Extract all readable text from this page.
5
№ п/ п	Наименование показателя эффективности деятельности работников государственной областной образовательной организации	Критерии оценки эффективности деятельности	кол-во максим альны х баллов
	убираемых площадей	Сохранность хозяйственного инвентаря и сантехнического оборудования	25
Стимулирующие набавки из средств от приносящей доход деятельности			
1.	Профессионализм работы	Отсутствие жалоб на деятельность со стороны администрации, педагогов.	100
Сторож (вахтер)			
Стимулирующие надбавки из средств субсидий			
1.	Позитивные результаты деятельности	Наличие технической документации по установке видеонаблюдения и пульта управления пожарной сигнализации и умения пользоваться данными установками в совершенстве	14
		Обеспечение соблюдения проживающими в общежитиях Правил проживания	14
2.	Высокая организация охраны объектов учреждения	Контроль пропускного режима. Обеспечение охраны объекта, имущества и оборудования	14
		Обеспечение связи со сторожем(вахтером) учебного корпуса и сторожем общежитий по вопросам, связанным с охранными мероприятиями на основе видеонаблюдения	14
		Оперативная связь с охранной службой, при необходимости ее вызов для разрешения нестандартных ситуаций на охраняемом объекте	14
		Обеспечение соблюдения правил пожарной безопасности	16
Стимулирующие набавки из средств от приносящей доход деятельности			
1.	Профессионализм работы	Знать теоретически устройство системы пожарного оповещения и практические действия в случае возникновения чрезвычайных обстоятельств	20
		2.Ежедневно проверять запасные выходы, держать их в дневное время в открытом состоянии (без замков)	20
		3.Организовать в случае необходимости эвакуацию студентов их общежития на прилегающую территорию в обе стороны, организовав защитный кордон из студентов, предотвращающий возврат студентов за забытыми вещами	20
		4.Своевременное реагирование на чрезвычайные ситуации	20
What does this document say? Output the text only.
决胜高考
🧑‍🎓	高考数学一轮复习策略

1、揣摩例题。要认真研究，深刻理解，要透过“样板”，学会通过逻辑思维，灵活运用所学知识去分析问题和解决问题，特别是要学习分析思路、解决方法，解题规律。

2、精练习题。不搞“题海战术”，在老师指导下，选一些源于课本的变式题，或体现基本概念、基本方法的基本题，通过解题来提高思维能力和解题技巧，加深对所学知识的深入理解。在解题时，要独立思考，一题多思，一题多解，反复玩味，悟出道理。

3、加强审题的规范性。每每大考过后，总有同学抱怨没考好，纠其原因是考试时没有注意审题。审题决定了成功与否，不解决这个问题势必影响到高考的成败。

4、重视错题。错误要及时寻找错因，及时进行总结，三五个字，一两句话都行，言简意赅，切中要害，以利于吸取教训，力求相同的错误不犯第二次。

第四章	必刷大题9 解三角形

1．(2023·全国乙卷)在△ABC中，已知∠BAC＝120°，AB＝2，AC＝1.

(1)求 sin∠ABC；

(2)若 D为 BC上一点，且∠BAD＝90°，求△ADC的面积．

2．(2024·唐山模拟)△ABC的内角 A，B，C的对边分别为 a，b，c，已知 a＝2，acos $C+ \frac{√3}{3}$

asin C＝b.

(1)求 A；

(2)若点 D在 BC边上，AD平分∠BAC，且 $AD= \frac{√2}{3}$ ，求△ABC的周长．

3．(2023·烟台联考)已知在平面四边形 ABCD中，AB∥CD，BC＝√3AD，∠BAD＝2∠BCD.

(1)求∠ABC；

•••

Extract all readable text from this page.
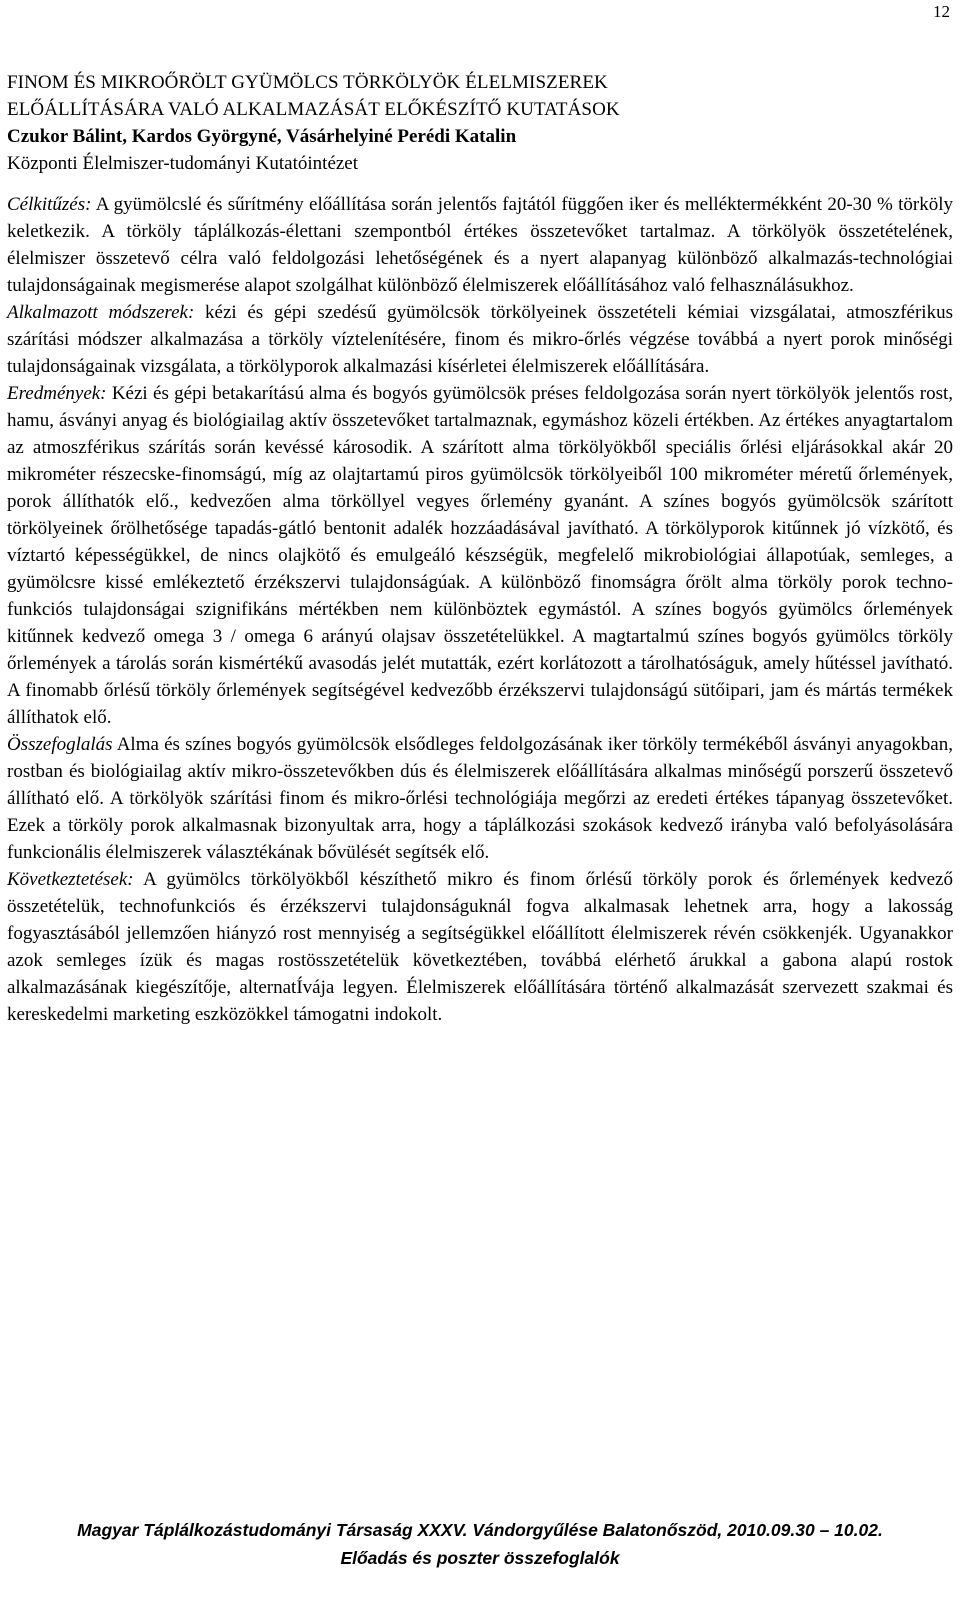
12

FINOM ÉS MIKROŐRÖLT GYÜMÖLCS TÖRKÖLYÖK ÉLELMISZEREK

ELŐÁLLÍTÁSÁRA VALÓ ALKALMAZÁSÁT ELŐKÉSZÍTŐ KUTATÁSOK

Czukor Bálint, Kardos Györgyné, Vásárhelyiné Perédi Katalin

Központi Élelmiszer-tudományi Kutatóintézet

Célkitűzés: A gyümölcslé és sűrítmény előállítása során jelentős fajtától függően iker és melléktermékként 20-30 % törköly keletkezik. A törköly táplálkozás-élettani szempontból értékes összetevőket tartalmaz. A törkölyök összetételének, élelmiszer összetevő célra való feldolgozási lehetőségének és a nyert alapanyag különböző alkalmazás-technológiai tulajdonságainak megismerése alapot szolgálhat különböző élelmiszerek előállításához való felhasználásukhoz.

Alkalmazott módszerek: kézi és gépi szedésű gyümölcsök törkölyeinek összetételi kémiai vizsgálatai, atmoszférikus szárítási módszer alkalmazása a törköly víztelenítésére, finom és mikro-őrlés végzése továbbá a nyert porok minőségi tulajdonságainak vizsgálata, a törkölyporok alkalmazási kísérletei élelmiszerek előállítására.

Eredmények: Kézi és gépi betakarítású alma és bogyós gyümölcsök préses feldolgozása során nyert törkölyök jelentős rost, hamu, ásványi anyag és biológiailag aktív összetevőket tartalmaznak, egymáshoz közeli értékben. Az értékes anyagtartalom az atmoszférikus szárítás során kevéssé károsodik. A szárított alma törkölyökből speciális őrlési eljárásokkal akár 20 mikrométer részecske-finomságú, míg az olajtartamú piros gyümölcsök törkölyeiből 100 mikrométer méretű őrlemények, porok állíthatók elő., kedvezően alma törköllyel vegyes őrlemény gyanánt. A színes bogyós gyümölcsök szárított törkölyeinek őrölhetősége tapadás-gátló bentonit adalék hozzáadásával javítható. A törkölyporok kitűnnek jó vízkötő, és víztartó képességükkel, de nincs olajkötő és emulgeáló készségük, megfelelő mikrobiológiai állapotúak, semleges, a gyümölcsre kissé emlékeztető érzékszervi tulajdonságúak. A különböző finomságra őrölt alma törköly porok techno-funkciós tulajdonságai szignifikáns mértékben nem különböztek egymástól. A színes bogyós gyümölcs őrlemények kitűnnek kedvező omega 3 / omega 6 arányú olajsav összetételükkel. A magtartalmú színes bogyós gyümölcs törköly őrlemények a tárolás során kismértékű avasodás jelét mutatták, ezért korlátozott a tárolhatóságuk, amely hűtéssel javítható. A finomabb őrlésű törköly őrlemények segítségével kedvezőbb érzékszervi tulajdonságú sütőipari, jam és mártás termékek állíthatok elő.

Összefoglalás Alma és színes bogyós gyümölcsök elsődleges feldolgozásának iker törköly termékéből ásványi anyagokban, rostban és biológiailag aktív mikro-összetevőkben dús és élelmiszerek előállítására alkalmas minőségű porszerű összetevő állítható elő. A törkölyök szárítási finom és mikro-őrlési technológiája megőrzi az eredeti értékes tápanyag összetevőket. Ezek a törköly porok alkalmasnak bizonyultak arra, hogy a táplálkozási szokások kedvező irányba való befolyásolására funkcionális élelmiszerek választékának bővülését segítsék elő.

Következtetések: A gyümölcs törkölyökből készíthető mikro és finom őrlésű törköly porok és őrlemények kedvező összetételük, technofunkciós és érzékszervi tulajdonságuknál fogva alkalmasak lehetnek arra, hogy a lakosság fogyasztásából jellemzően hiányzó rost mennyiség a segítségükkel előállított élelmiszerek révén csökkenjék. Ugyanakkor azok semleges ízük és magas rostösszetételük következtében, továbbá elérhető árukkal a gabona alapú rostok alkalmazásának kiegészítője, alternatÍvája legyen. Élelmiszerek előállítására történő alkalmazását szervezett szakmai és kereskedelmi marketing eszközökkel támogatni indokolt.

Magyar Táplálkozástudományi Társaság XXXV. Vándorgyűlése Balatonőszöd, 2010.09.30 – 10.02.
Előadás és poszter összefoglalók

•••

* Requirements: Search the records for the word "деятельности", then list every line that has it.

* The response:
№ п/ п	Наименование показателя эффективности деятельности работников государственной областной образовательной организации	Критерии оценки эффективности деятельности	кол-во максим альны х баллов
Стимулирующие набавки из средств от приносящей доход деятельности			
1.	Позитивные результаты деятельности	Наличие технической документации по установке видеонаблюдения и пульта управления пожарной сигнализации и умения пользоваться данными установками в совершенстве	14
Стимулирующие набавки из средств от приносящей доход деятельности			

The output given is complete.